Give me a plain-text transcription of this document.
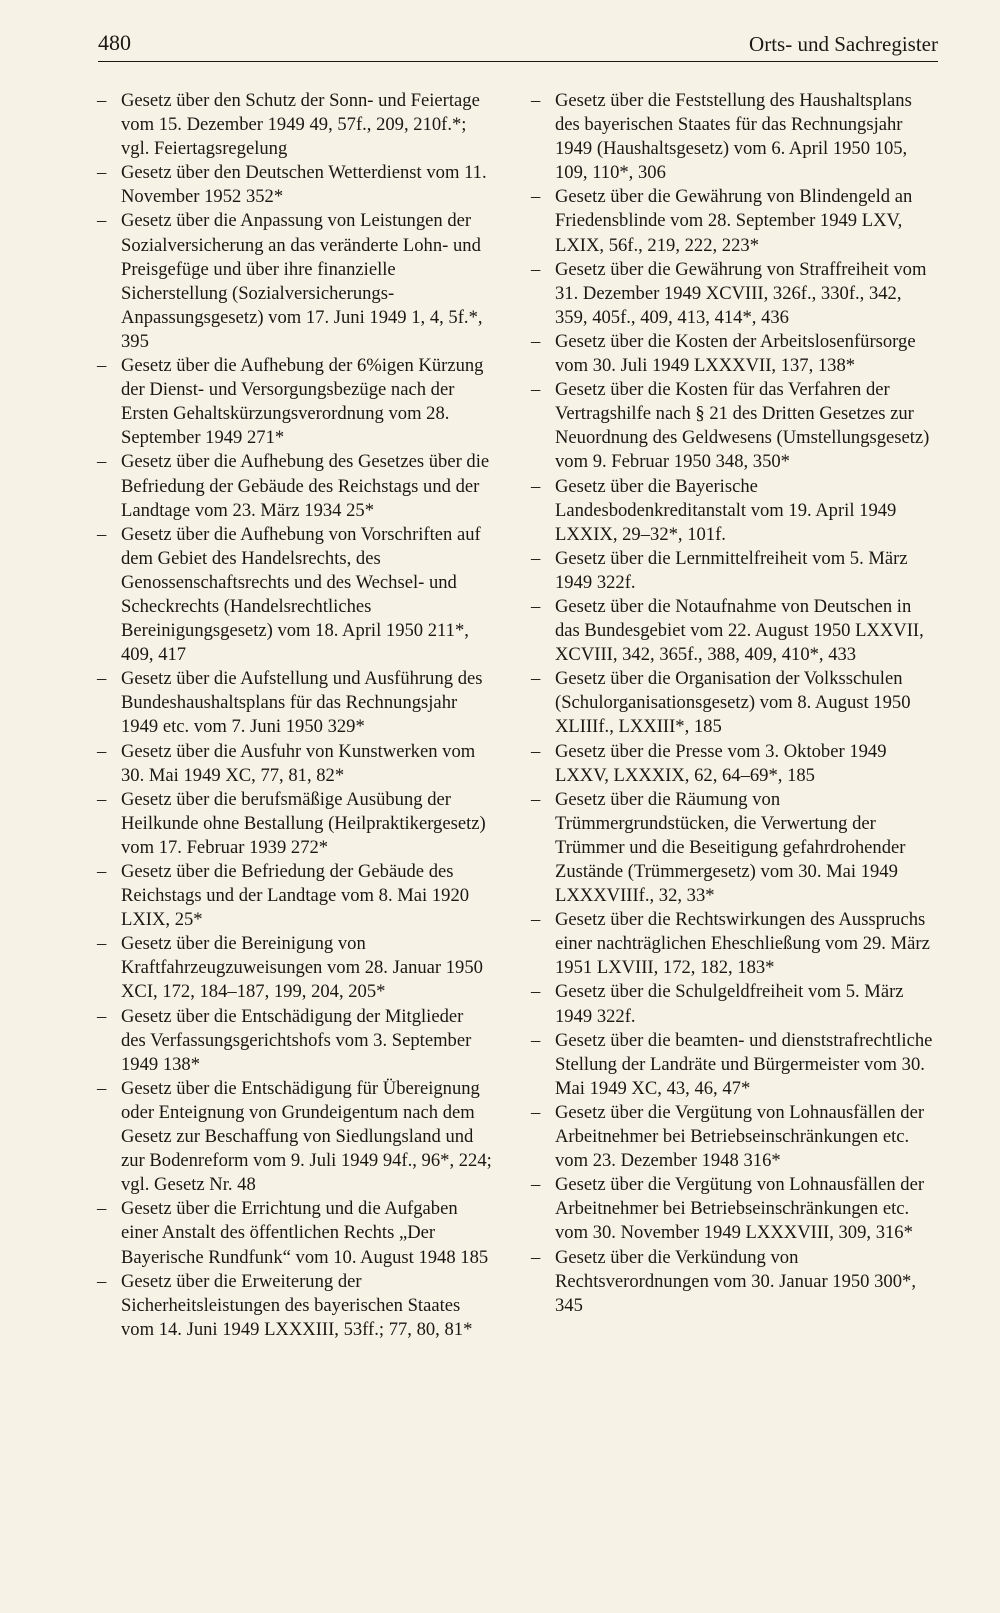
480	Orts- und Sachregister
– Gesetz über den Schutz der Sonn- und Feiertage vom 15. Dezember 1949 49, 57f., 209, 210f.*; vgl. Feiertagsregelung
– Gesetz über den Deutschen Wetterdienst vom 11. November 1952 352*
– Gesetz über die Anpassung von Leistungen der Sozialversicherung an das veränderte Lohn- und Preisgefüge und über ihre finanzielle Sicherstellung (Sozialversicherungs-Anpassungsgesetz) vom 17. Juni 1949 1, 4, 5f.*, 395
– Gesetz über die Aufhebung der 6%igen Kürzung der Dienst- und Versorgungsbezüge nach der Ersten Gehaltskürzungsverordnung vom 28. September 1949 271*
– Gesetz über die Aufhebung des Gesetzes über die Befriedung der Gebäude des Reichstags und der Landtage vom 23. März 1934 25*
– Gesetz über die Aufhebung von Vorschriften auf dem Gebiet des Handelsrechts, des Genossenschaftsrechts und des Wechsel- und Scheckrechts (Handelsrechtliches Bereinigungsgesetz) vom 18. April 1950 211*, 409, 417
– Gesetz über die Aufstellung und Ausführung des Bundeshaushaltsplans für das Rechnungsjahr 1949 etc. vom 7. Juni 1950 329*
– Gesetz über die Ausfuhr von Kunstwerken vom 30. Mai 1949 XC, 77, 81, 82*
– Gesetz über die berufsmäßige Ausübung der Heilkunde ohne Bestallung (Heilpraktikergesetz) vom 17. Februar 1939 272*
– Gesetz über die Befriedung der Gebäude des Reichstags und der Landtage vom 8. Mai 1920 LXIX, 25*
– Gesetz über die Bereinigung von Kraftfahrzeugzuweisungen vom 28. Januar 1950 XCI, 172, 184–187, 199, 204, 205*
– Gesetz über die Entschädigung der Mitglieder des Verfassungsgerichtshofs vom 3. September 1949 138*
– Gesetz über die Entschädigung für Übereignung oder Enteignung von Grundeigentum nach dem Gesetz zur Beschaffung von Siedlungsland und zur Bodenreform vom 9. Juli 1949 94f., 96*, 224; vgl. Gesetz Nr. 48
– Gesetz über die Errichtung und die Aufgaben einer Anstalt des öffentlichen Rechts „Der Bayerische Rundfunk“ vom 10. August 1948 185
– Gesetz über die Erweiterung der Sicherheitsleistungen des bayerischen Staates vom 14. Juni 1949 LXXXIII, 53ff.; 77, 80, 81*
– Gesetz über die Feststellung des Haushaltsplans des bayerischen Staates für das Rechnungsjahr 1949 (Haushaltsgesetz) vom 6. April 1950 105, 109, 110*, 306
– Gesetz über die Gewährung von Blindengeld an Friedensblinde vom 28. September 1949 LXV, LXIX, 56f., 219, 222, 223*
– Gesetz über die Gewährung von Straffreiheit vom 31. Dezember 1949 XCVIII, 326f., 330f., 342, 359, 405f., 409, 413, 414*, 436
– Gesetz über die Kosten der Arbeitslosenfürsorge vom 30. Juli 1949 LXXXVII, 137, 138*
– Gesetz über die Kosten für das Verfahren der Vertragshilfe nach § 21 des Dritten Gesetzes zur Neuordnung des Geldwesens (Umstellungsgesetz) vom 9. Februar 1950 348, 350*
– Gesetz über die Bayerische Landesbodenkreditanstalt vom 19. April 1949 LXXIX, 29–32*, 101f.
– Gesetz über die Lernmittelfreiheit vom 5. März 1949 322f.
– Gesetz über die Notaufnahme von Deutschen in das Bundesgebiet vom 22. August 1950 LXXVII, XCVIII, 342, 365f., 388, 409, 410*, 433
– Gesetz über die Organisation der Volksschulen (Schulorganisationsgesetz) vom 8. August 1950 XLIIIf., LXXIII*, 185
– Gesetz über die Presse vom 3. Oktober 1949 LXXV, LXXXIX, 62, 64–69*, 185
– Gesetz über die Räumung von Trümmergrundstücken, die Verwertung der Trümmer und die Beseitigung gefahrdrohender Zustände (Trümmergesetz) vom 30. Mai 1949 LXXXVIIIf., 32, 33*
– Gesetz über die Rechtswirkungen des Ausspruchs einer nachträglichen Eheschließung vom 29. März 1951 LXVIII, 172, 182, 183*
– Gesetz über die Schulgeldfreiheit vom 5. März 1949 322f.
– Gesetz über die beamten- und dienststrafrechtliche Stellung der Landräte und Bürgermeister vom 30. Mai 1949 XC, 43, 46, 47*
– Gesetz über die Vergütung von Lohnausfällen der Arbeitnehmer bei Betriebseinschränkungen etc. vom 23. Dezember 1948 316*
– Gesetz über die Vergütung von Lohnausfällen der Arbeitnehmer bei Betriebseinschränkungen etc. vom 30. November 1949 LXXXVIII, 309, 316*
– Gesetz über die Verkündung von Rechtsverordnungen vom 30. Januar 1950 300*, 345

◆ **Set problem**
Retype each entry precisely. Skip images entirely.

◆ **Complete output**
Give me a plain-text transcription of this document.
480	Orts- und Sachregister
– Gesetz über den Schutz der Sonn- und Feiertage vom 15. Dezember 1949 49, 57f., 209, 210f.*; vgl. Feiertagsregelung
– Gesetz über den Deutschen Wetterdienst vom 11. November 1952 352*
– Gesetz über die Anpassung von Leistungen der Sozialversicherung an das veränderte Lohn- und Preisgefüge und über ihre finanzielle Sicherstellung (Sozialversicherungs-Anpassungsgesetz) vom 17. Juni 1949 1, 4, 5f.*, 395
– Gesetz über die Aufhebung der 6%igen Kürzung der Dienst- und Versorgungsbezüge nach der Ersten Gehaltskürzungsverordnung vom 28. September 1949 271*
– Gesetz über die Aufhebung des Gesetzes über die Befriedung der Gebäude des Reichstags und der Landtage vom 23. März 1934 25*
– Gesetz über die Aufhebung von Vorschriften auf dem Gebiet des Handelsrechts, des Genossenschaftsrechts und des Wechsel- und Scheckrechts (Handelsrechtliches Bereinigungsgesetz) vom 18. April 1950 211*, 409, 417
– Gesetz über die Aufstellung und Ausführung des Bundeshaushaltsplans für das Rechnungsjahr 1949 etc. vom 7. Juni 1950 329*
– Gesetz über die Ausfuhr von Kunstwerken vom 30. Mai 1949 XC, 77, 81, 82*
– Gesetz über die berufsmäßige Ausübung der Heilkunde ohne Bestallung (Heilpraktikergesetz) vom 17. Februar 1939 272*
– Gesetz über die Befriedung der Gebäude des Reichstags und der Landtage vom 8. Mai 1920 LXIX, 25*
– Gesetz über die Bereinigung von Kraftfahrzeugzuweisungen vom 28. Januar 1950 XCI, 172, 184–187, 199, 204, 205*
– Gesetz über die Entschädigung der Mitglieder des Verfassungsgerichtshofs vom 3. September 1949 138*
– Gesetz über die Entschädigung für Übereignung oder Enteignung von Grundeigentum nach dem Gesetz zur Beschaffung von Siedlungsland und zur Bodenreform vom 9. Juli 1949 94f., 96*, 224; vgl. Gesetz Nr. 48
– Gesetz über die Errichtung und die Aufgaben einer Anstalt des öffentlichen Rechts „Der Bayerische Rundfunk“ vom 10. August 1948 185
– Gesetz über die Erweiterung der Sicherheitsleistungen des bayerischen Staates vom 14. Juni 1949 LXXXIII, 53ff.; 77, 80, 81*
– Gesetz über die Feststellung des Haushaltsplans des bayerischen Staates für das Rechnungsjahr 1949 (Haushaltsgesetz) vom 6. April 1950 105, 109, 110*, 306
– Gesetz über die Gewährung von Blindengeld an Friedensblinde vom 28. September 1949 LXV, LXIX, 56f., 219, 222, 223*
– Gesetz über die Gewährung von Straffreiheit vom 31. Dezember 1949 XCVIII, 326f., 330f., 342, 359, 405f., 409, 413, 414*, 436
– Gesetz über die Kosten der Arbeitslosenfürsorge vom 30. Juli 1949 LXXXVII, 137, 138*
– Gesetz über die Kosten für das Verfahren der Vertragshilfe nach § 21 des Dritten Gesetzes zur Neuordnung des Geldwesens (Umstellungsgesetz) vom 9. Februar 1950 348, 350*
– Gesetz über die Bayerische Landesbodenkreditanstalt vom 19. April 1949 LXXIX, 29–32*, 101f.
– Gesetz über die Lernmittelfreiheit vom 5. März 1949 322f.
– Gesetz über die Notaufnahme von Deutschen in das Bundesgebiet vom 22. August 1950 LXXVII, XCVIII, 342, 365f., 388, 409, 410*, 433
– Gesetz über die Organisation der Volksschulen (Schulorganisationsgesetz) vom 8. August 1950 XLIIIf., LXXIII*, 185
– Gesetz über die Presse vom 3. Oktober 1949 LXXV, LXXXIX, 62, 64–69*, 185
– Gesetz über die Räumung von Trümmergrundstücken, die Verwertung der Trümmer und die Beseitigung gefahrdrohender Zustände (Trümmergesetz) vom 30. Mai 1949 LXXXVIIIf., 32, 33*
– Gesetz über die Rechtswirkungen des Ausspruchs einer nachträglichen Eheschließung vom 29. März 1951 LXVIII, 172, 182, 183*
– Gesetz über die Schulgeldfreiheit vom 5. März 1949 322f.
– Gesetz über die beamten- und dienststrafrechtliche Stellung der Landräte und Bürgermeister vom 30. Mai 1949 XC, 43, 46, 47*
– Gesetz über die Vergütung von Lohnausfällen der Arbeitnehmer bei Betriebseinschränkungen etc. vom 23. Dezember 1948 316*
– Gesetz über die Vergütung von Lohnausfällen der Arbeitnehmer bei Betriebseinschränkungen etc. vom 30. November 1949 LXXXVIII, 309, 316*
– Gesetz über die Verkündung von Rechtsverordnungen vom 30. Januar 1950 300*, 345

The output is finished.